DATA TO USE
[Start]

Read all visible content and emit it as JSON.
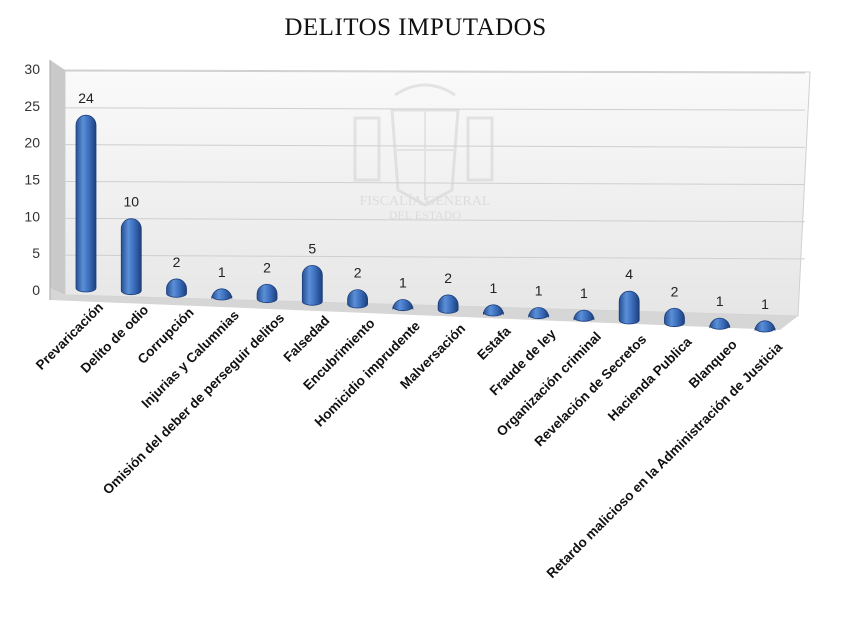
{
  "chart_data": {
    "type": "bar",
    "title": "DELITOS IMPUTADOS",
    "xlabel": "",
    "ylabel": "",
    "ylim": [
      0,
      30
    ],
    "yticks": [
      0,
      5,
      10,
      15,
      20,
      25,
      30
    ],
    "grid": true,
    "bar_color": "#3f6fb8",
    "categories": [
      "Prevaricación",
      "Delito de odio",
      "Corrupción",
      "Injurias y Calumnias",
      "Omisión del deber de perseguir delitos",
      "Falsedad",
      "Encubrimiento",
      "Homicidio imprudente",
      "Malversación",
      "Estafa",
      "Fraude de ley",
      "Organización criminal",
      "Revelación de Secretos",
      "Hacienda Publica",
      "Blanqueo",
      "Retardo malicioso en la Administración de Justicia"
    ],
    "values": [
      24,
      10,
      2,
      1,
      2,
      5,
      2,
      1,
      2,
      1,
      1,
      1,
      4,
      2,
      1,
      1
    ]
  },
  "watermark": {
    "line1": "FISCALÍA GENERAL",
    "line2": "DEL ESTADO"
  }
}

[End]

JOB
Using the data above, print every line exactly, omitting pictures.

SOLVED EXERCISE
Read all visible content and emit it as JSON.
{
  "chart_data": {
    "type": "bar",
    "title": "DELITOS IMPUTADOS",
    "xlabel": "",
    "ylabel": "",
    "ylim": [
      0,
      30
    ],
    "yticks": [
      0,
      5,
      10,
      15,
      20,
      25,
      30
    ],
    "grid": true,
    "bar_color": "#3f6fb8",
    "categories": [
      "Prevaricación",
      "Delito de odio",
      "Corrupción",
      "Injurias y Calumnias",
      "Omisión del deber de perseguir delitos",
      "Falsedad",
      "Encubrimiento",
      "Homicidio imprudente",
      "Malversación",
      "Estafa",
      "Fraude de ley",
      "Organización criminal",
      "Revelación de Secretos",
      "Hacienda Publica",
      "Blanqueo",
      "Retardo malicioso en la Administración de Justicia"
    ],
    "values": [
      24,
      10,
      2,
      1,
      2,
      5,
      2,
      1,
      2,
      1,
      1,
      1,
      4,
      2,
      1,
      1
    ]
  },
  "watermark": {
    "line1": "FISCALÍA GENERAL",
    "line2": "DEL ESTADO"
  }
}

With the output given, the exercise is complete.